[Start Listed records]
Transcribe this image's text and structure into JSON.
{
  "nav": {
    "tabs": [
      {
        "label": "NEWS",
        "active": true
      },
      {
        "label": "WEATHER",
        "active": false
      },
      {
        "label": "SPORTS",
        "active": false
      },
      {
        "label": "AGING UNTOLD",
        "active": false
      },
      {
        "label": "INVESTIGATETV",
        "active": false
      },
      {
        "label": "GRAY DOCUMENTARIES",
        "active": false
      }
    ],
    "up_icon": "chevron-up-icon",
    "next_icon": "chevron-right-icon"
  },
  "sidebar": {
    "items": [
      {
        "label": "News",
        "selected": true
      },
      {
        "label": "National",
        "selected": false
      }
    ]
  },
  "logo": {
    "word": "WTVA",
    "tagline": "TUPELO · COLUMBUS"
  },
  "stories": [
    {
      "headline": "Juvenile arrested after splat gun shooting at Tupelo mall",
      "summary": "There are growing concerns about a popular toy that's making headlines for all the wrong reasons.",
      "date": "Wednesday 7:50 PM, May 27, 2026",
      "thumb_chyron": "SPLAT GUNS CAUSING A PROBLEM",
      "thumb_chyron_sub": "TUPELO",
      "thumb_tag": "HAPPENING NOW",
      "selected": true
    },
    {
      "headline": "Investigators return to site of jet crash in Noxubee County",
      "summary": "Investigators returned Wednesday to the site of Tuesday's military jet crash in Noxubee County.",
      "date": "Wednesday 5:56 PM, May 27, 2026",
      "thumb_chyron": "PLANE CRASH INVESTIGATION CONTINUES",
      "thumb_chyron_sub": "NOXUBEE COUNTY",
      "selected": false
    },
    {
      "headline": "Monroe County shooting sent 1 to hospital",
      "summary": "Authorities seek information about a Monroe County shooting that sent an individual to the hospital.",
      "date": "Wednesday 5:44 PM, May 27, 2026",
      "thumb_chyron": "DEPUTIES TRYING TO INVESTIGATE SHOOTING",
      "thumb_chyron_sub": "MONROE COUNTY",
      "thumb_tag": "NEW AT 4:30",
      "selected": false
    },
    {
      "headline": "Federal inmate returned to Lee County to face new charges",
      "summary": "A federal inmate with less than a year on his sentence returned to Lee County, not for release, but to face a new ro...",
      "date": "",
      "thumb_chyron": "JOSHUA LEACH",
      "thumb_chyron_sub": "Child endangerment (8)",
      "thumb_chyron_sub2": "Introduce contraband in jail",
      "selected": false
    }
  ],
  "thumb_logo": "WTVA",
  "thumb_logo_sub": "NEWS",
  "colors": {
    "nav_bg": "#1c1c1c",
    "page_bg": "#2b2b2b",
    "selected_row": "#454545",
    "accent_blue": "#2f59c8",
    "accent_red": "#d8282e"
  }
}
[End Listed records]
What you have to do: Filter the entries down to the lines containing "summary". Copy each of those lines.

Solution:
      "summary": "There are growing concerns about a popular toy that's making headlines for all the wrong reasons.",
      "summary": "Investigators returned Wednesday to the site of Tuesday's military jet crash in Noxubee County.",
      "summary": "Authorities seek information about a Monroe County shooting that sent an individual to the hospital.",
      "summary": "A federal inmate with less than a year on his sentence returned to Lee County, not for release, but to face a new ro...",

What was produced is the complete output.